TO BE DONE:
Set out each line from the following listing that includes the word "this".

■ ■ ■ ■

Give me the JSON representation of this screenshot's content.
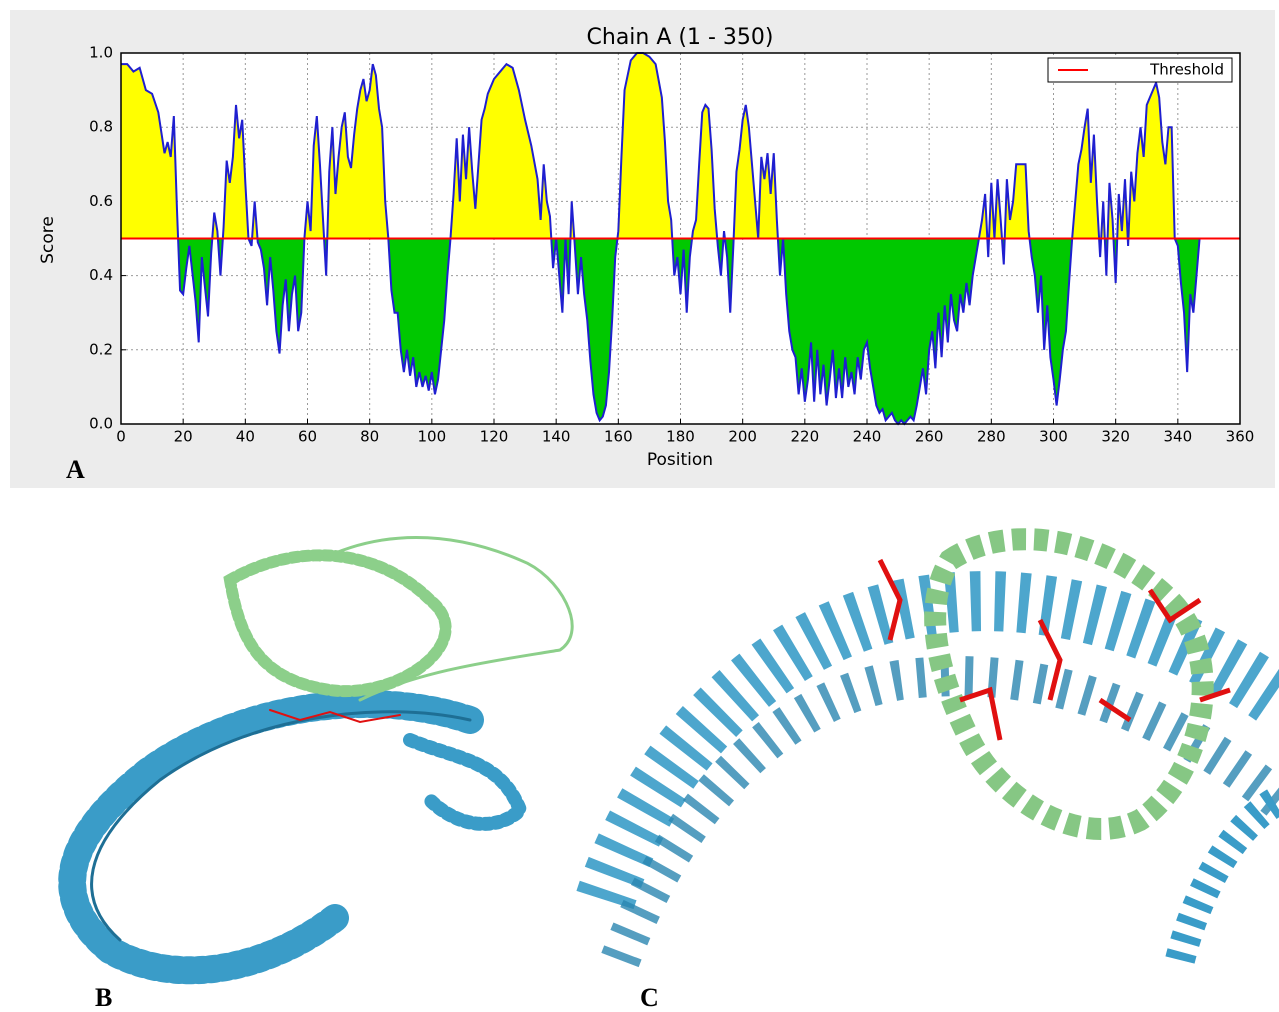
{
  "chart_data": {
    "type": "area-threshold",
    "title": "Chain A (1 - 350)",
    "x_label": "Position",
    "y_label": "Score",
    "x": [
      0,
      2,
      4,
      6,
      8,
      10,
      12,
      14,
      15,
      16,
      17,
      18,
      19,
      20,
      21,
      22,
      24,
      25,
      26,
      28,
      29,
      30,
      31,
      32,
      33,
      34,
      35,
      36,
      37,
      38,
      39,
      40,
      41,
      42,
      43,
      44,
      45,
      46,
      47,
      48,
      49,
      50,
      51,
      52,
      53,
      54,
      55,
      56,
      57,
      58,
      59,
      60,
      61,
      62,
      63,
      64,
      65,
      66,
      67,
      68,
      69,
      70,
      71,
      72,
      73,
      74,
      75,
      76,
      77,
      78,
      79,
      80,
      81,
      82,
      83,
      84,
      85,
      86,
      87,
      88,
      89,
      90,
      91,
      92,
      93,
      94,
      95,
      96,
      97,
      98,
      99,
      100,
      101,
      102,
      103,
      104,
      105,
      106,
      107,
      108,
      109,
      110,
      111,
      112,
      113,
      114,
      115,
      116,
      117,
      118,
      120,
      122,
      124,
      126,
      128,
      130,
      132,
      134,
      135,
      136,
      137,
      138,
      139,
      140,
      141,
      142,
      143,
      144,
      145,
      146,
      147,
      148,
      149,
      150,
      151,
      152,
      153,
      154,
      155,
      156,
      157,
      158,
      159,
      160,
      161,
      162,
      164,
      166,
      168,
      170,
      172,
      174,
      175,
      176,
      177,
      178,
      179,
      180,
      181,
      182,
      183,
      184,
      185,
      186,
      187,
      188,
      189,
      190,
      191,
      192,
      193,
      194,
      195,
      196,
      197,
      198,
      199,
      200,
      201,
      202,
      203,
      204,
      205,
      206,
      207,
      208,
      209,
      210,
      211,
      212,
      213,
      214,
      215,
      216,
      217,
      218,
      219,
      220,
      221,
      222,
      223,
      224,
      225,
      226,
      227,
      228,
      229,
      230,
      231,
      232,
      233,
      234,
      235,
      236,
      237,
      238,
      239,
      240,
      241,
      242,
      243,
      244,
      245,
      246,
      247,
      248,
      249,
      250,
      251,
      252,
      253,
      254,
      255,
      256,
      257,
      258,
      259,
      260,
      261,
      262,
      263,
      264,
      265,
      266,
      267,
      268,
      269,
      270,
      271,
      272,
      273,
      274,
      275,
      276,
      277,
      278,
      279,
      280,
      281,
      282,
      283,
      284,
      285,
      286,
      287,
      288,
      289,
      290,
      291,
      292,
      293,
      294,
      295,
      296,
      297,
      298,
      299,
      300,
      301,
      302,
      303,
      304,
      305,
      306,
      307,
      308,
      309,
      310,
      311,
      312,
      313,
      314,
      315,
      316,
      317,
      318,
      319,
      320,
      321,
      322,
      323,
      324,
      325,
      326,
      327,
      328,
      329,
      330,
      331,
      332,
      333,
      334,
      335,
      336,
      337,
      338,
      339,
      340,
      341,
      342,
      343,
      344,
      345,
      346,
      347
    ],
    "values": [
      0.97,
      0.97,
      0.95,
      0.96,
      0.9,
      0.89,
      0.84,
      0.73,
      0.76,
      0.72,
      0.83,
      0.58,
      0.36,
      0.35,
      0.42,
      0.48,
      0.33,
      0.22,
      0.45,
      0.29,
      0.46,
      0.57,
      0.52,
      0.4,
      0.53,
      0.71,
      0.65,
      0.72,
      0.86,
      0.77,
      0.82,
      0.65,
      0.5,
      0.48,
      0.6,
      0.49,
      0.47,
      0.42,
      0.32,
      0.45,
      0.36,
      0.25,
      0.19,
      0.32,
      0.39,
      0.25,
      0.35,
      0.4,
      0.25,
      0.3,
      0.5,
      0.6,
      0.52,
      0.75,
      0.83,
      0.7,
      0.55,
      0.4,
      0.68,
      0.8,
      0.62,
      0.72,
      0.8,
      0.84,
      0.72,
      0.69,
      0.78,
      0.85,
      0.9,
      0.93,
      0.87,
      0.9,
      0.97,
      0.94,
      0.85,
      0.8,
      0.6,
      0.5,
      0.36,
      0.3,
      0.3,
      0.2,
      0.14,
      0.2,
      0.13,
      0.18,
      0.1,
      0.14,
      0.1,
      0.13,
      0.09,
      0.14,
      0.08,
      0.12,
      0.2,
      0.28,
      0.4,
      0.5,
      0.62,
      0.77,
      0.6,
      0.78,
      0.66,
      0.8,
      0.68,
      0.58,
      0.7,
      0.82,
      0.85,
      0.89,
      0.93,
      0.95,
      0.97,
      0.96,
      0.9,
      0.82,
      0.75,
      0.66,
      0.55,
      0.7,
      0.6,
      0.56,
      0.42,
      0.5,
      0.4,
      0.3,
      0.5,
      0.35,
      0.6,
      0.48,
      0.35,
      0.45,
      0.35,
      0.28,
      0.17,
      0.08,
      0.03,
      0.01,
      0.02,
      0.05,
      0.14,
      0.28,
      0.45,
      0.52,
      0.72,
      0.9,
      0.98,
      1.0,
      1.0,
      0.99,
      0.97,
      0.88,
      0.76,
      0.6,
      0.55,
      0.4,
      0.45,
      0.35,
      0.47,
      0.3,
      0.45,
      0.52,
      0.55,
      0.7,
      0.84,
      0.86,
      0.85,
      0.74,
      0.58,
      0.48,
      0.4,
      0.52,
      0.45,
      0.3,
      0.48,
      0.68,
      0.74,
      0.82,
      0.86,
      0.8,
      0.7,
      0.6,
      0.5,
      0.72,
      0.66,
      0.73,
      0.62,
      0.73,
      0.55,
      0.4,
      0.5,
      0.35,
      0.25,
      0.2,
      0.18,
      0.08,
      0.15,
      0.06,
      0.12,
      0.22,
      0.06,
      0.2,
      0.08,
      0.16,
      0.05,
      0.12,
      0.2,
      0.07,
      0.15,
      0.07,
      0.18,
      0.1,
      0.14,
      0.08,
      0.18,
      0.12,
      0.2,
      0.22,
      0.15,
      0.1,
      0.05,
      0.03,
      0.04,
      0.01,
      0.02,
      0.03,
      0.01,
      0.0,
      0.01,
      0.0,
      0.01,
      0.02,
      0.01,
      0.05,
      0.1,
      0.15,
      0.08,
      0.2,
      0.25,
      0.15,
      0.3,
      0.18,
      0.32,
      0.22,
      0.35,
      0.28,
      0.25,
      0.35,
      0.3,
      0.38,
      0.32,
      0.4,
      0.45,
      0.5,
      0.55,
      0.62,
      0.45,
      0.65,
      0.5,
      0.66,
      0.55,
      0.43,
      0.66,
      0.55,
      0.6,
      0.7,
      0.7,
      0.7,
      0.7,
      0.52,
      0.45,
      0.4,
      0.3,
      0.4,
      0.2,
      0.32,
      0.18,
      0.12,
      0.05,
      0.12,
      0.2,
      0.25,
      0.38,
      0.5,
      0.6,
      0.7,
      0.74,
      0.8,
      0.85,
      0.65,
      0.78,
      0.6,
      0.45,
      0.6,
      0.4,
      0.65,
      0.55,
      0.38,
      0.62,
      0.52,
      0.66,
      0.48,
      0.68,
      0.6,
      0.73,
      0.8,
      0.72,
      0.86,
      0.88,
      0.9,
      0.92,
      0.88,
      0.76,
      0.7,
      0.8,
      0.8,
      0.5,
      0.48,
      0.38,
      0.3,
      0.14,
      0.35,
      0.3,
      0.4,
      0.5
    ],
    "color": "#1f1fd0",
    "fill_above": "#ffff00",
    "fill_below": "#00c800",
    "threshold": {
      "value": 0.5,
      "label": "Threshold",
      "color": "#ff0000"
    },
    "xlim": [
      0,
      360
    ],
    "xticks": [
      0,
      20,
      40,
      60,
      80,
      100,
      120,
      140,
      160,
      180,
      200,
      220,
      240,
      260,
      280,
      300,
      320,
      340,
      360
    ],
    "ylim": [
      0,
      1
    ],
    "yticks": [
      {
        "value": 0,
        "label": "0.0"
      },
      0.2,
      0.4,
      0.6,
      0.8,
      {
        "value": 1,
        "label": "1.0"
      }
    ],
    "grid": true,
    "legend": "upper right"
  },
  "panel_labels": [
    "A",
    "B",
    "C"
  ]
}
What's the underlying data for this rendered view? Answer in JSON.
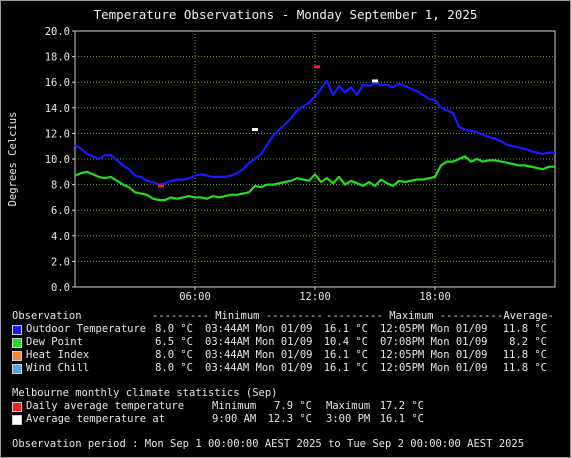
{
  "chart_data": {
    "type": "line",
    "title": "Temperature Observations - Monday September 1, 2025",
    "ylabel": "Degrees Celcius",
    "xlabel": "",
    "ylim": [
      0,
      20
    ],
    "yticks": [
      "0.0",
      "2.0",
      "4.0",
      "6.0",
      "8.0",
      "10.0",
      "12.0",
      "14.0",
      "16.0",
      "18.0",
      "20.0"
    ],
    "xlim": [
      0,
      24
    ],
    "xticks": [
      {
        "label": "06:00",
        "x": 6
      },
      {
        "label": "12:00",
        "x": 12
      },
      {
        "label": "18:00",
        "x": 18
      }
    ],
    "grid": true,
    "series": [
      {
        "name": "Outdoor Temperature",
        "color": "#1a1aff",
        "x": [
          0,
          0.3,
          0.6,
          0.9,
          1.2,
          1.5,
          1.8,
          2.1,
          2.4,
          2.7,
          3.0,
          3.3,
          3.6,
          3.9,
          4.2,
          4.5,
          4.8,
          5.1,
          5.4,
          5.7,
          6.0,
          6.3,
          6.6,
          6.9,
          7.2,
          7.5,
          7.8,
          8.1,
          8.4,
          8.7,
          9.0,
          9.3,
          9.6,
          9.9,
          10.2,
          10.5,
          10.8,
          11.1,
          11.4,
          11.7,
          12.0,
          12.3,
          12.6,
          12.9,
          13.2,
          13.5,
          13.8,
          14.1,
          14.4,
          14.7,
          15.0,
          15.3,
          15.6,
          15.9,
          16.2,
          16.5,
          16.8,
          17.1,
          17.4,
          17.7,
          18.0,
          18.3,
          18.6,
          18.9,
          19.2,
          19.5,
          19.8,
          20.1,
          20.4,
          20.7,
          21.0,
          21.3,
          21.6,
          21.9,
          22.2,
          22.5,
          22.8,
          23.1,
          23.4,
          23.7,
          24.0
        ],
        "values": [
          11.1,
          10.8,
          10.4,
          10.2,
          10.0,
          10.3,
          10.3,
          9.9,
          9.5,
          9.2,
          8.7,
          8.6,
          8.3,
          8.2,
          8.0,
          8.1,
          8.3,
          8.4,
          8.4,
          8.5,
          8.7,
          8.8,
          8.7,
          8.6,
          8.6,
          8.6,
          8.7,
          8.9,
          9.2,
          9.7,
          10.0,
          10.4,
          11.1,
          11.8,
          12.3,
          12.7,
          13.2,
          13.8,
          14.1,
          14.4,
          14.9,
          15.5,
          16.1,
          15.0,
          15.7,
          15.2,
          15.6,
          15.0,
          15.8,
          15.7,
          15.9,
          15.8,
          15.8,
          15.6,
          15.9,
          15.7,
          15.5,
          15.3,
          15.0,
          14.7,
          14.6,
          14.0,
          13.8,
          13.6,
          12.5,
          12.3,
          12.2,
          12.1,
          11.9,
          11.7,
          11.6,
          11.4,
          11.1,
          11.0,
          10.9,
          10.8,
          10.6,
          10.5,
          10.4,
          10.5,
          10.5
        ]
      },
      {
        "name": "Dew Point",
        "color": "#22dd22",
        "x": [
          0,
          0.3,
          0.6,
          0.9,
          1.2,
          1.5,
          1.8,
          2.1,
          2.4,
          2.7,
          3.0,
          3.3,
          3.6,
          3.9,
          4.2,
          4.5,
          4.8,
          5.1,
          5.4,
          5.7,
          6.0,
          6.3,
          6.6,
          6.9,
          7.2,
          7.5,
          7.8,
          8.1,
          8.4,
          8.7,
          9.0,
          9.3,
          9.6,
          9.9,
          10.2,
          10.5,
          10.8,
          11.1,
          11.4,
          11.7,
          12.0,
          12.3,
          12.6,
          12.9,
          13.2,
          13.5,
          13.8,
          14.1,
          14.4,
          14.7,
          15.0,
          15.3,
          15.6,
          15.9,
          16.2,
          16.5,
          16.8,
          17.1,
          17.4,
          17.7,
          18.0,
          18.3,
          18.6,
          18.9,
          19.2,
          19.5,
          19.8,
          20.1,
          20.4,
          20.7,
          21.0,
          21.3,
          21.6,
          21.9,
          22.2,
          22.5,
          22.8,
          23.1,
          23.4,
          23.7,
          24.0
        ],
        "values": [
          8.7,
          8.9,
          9.0,
          8.8,
          8.6,
          8.5,
          8.6,
          8.3,
          8.0,
          7.8,
          7.4,
          7.3,
          7.2,
          6.9,
          6.8,
          6.8,
          7.0,
          6.9,
          7.0,
          7.1,
          7.0,
          7.0,
          6.9,
          7.1,
          7.0,
          7.1,
          7.2,
          7.2,
          7.3,
          7.4,
          7.9,
          7.8,
          8.0,
          8.0,
          8.1,
          8.2,
          8.3,
          8.5,
          8.4,
          8.3,
          8.8,
          8.2,
          8.5,
          8.1,
          8.6,
          8.0,
          8.3,
          8.1,
          7.9,
          8.2,
          7.9,
          8.4,
          8.1,
          7.9,
          8.3,
          8.2,
          8.3,
          8.4,
          8.4,
          8.5,
          8.6,
          9.5,
          9.8,
          9.8,
          10.0,
          10.2,
          9.8,
          10.0,
          9.8,
          9.9,
          9.9,
          9.8,
          9.7,
          9.6,
          9.5,
          9.5,
          9.4,
          9.3,
          9.2,
          9.4,
          9.4
        ]
      }
    ],
    "markers": [
      {
        "name": "daily-avg-min",
        "color": "#ee2222",
        "x": 4.3,
        "y": 7.9
      },
      {
        "name": "daily-avg-max",
        "color": "#ee2222",
        "x": 12.1,
        "y": 17.2
      },
      {
        "name": "average-at-9am",
        "color": "#ffffff",
        "x": 9.0,
        "y": 12.3
      },
      {
        "name": "average-at-3pm",
        "color": "#ffffff",
        "x": 15.0,
        "y": 16.1
      }
    ]
  },
  "legend": {
    "header": {
      "observation": "Observation",
      "minimum": "--------- Minimum ---------",
      "maximum": "--------- Maximum ---------",
      "average": "-Average-"
    },
    "rows": [
      {
        "color": "#1a1aff",
        "label": "Outdoor Temperature",
        "min": "8.0 °C",
        "min_time": "03:44AM Mon 01/09",
        "max": "16.1 °C",
        "max_time": "12:05PM Mon 01/09",
        "avg": "11.8 °C"
      },
      {
        "color": "#22dd22",
        "label": "Dew Point",
        "min": "6.5 °C",
        "min_time": "03:44AM Mon 01/09",
        "max": "10.4 °C",
        "max_time": "07:08PM Mon 01/09",
        "avg": "8.2 °C"
      },
      {
        "color": "#f08a3a",
        "label": "Heat Index",
        "min": "8.0 °C",
        "min_time": "03:44AM Mon 01/09",
        "max": "16.1 °C",
        "max_time": "12:05PM Mon 01/09",
        "avg": "11.8 °C"
      },
      {
        "color": "#4aa6e8",
        "label": "Wind Chill",
        "min": "8.0 °C",
        "min_time": "03:44AM Mon 01/09",
        "max": "16.1 °C",
        "max_time": "12:05PM Mon 01/09",
        "avg": "11.8 °C"
      }
    ]
  },
  "climate": {
    "heading": "Melbourne monthly climate statistics (Sep)",
    "rows": [
      {
        "color": "#ee2222",
        "label": "Daily average temperature",
        "c1": "Minimum",
        "v1": "7.9 °C",
        "c2": "Maximum",
        "v2": "17.2 °C"
      },
      {
        "color": "#ffffff",
        "label": "Average temperature at",
        "c1": "9:00 AM",
        "v1": "12.3 °C",
        "c2": "3:00 PM",
        "v2": "16.1 °C"
      }
    ]
  },
  "footer": "Observation period : Mon Sep 1 00:00:00 AEST 2025 to Tue Sep 2 00:00:00 AEST 2025"
}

■ ■ ■ ■

OUTPUT OF THE EXERCISE:
Give me the JSON representation of this screenshot's content.
What's the underlying data for this rendered view? Answer in JSON.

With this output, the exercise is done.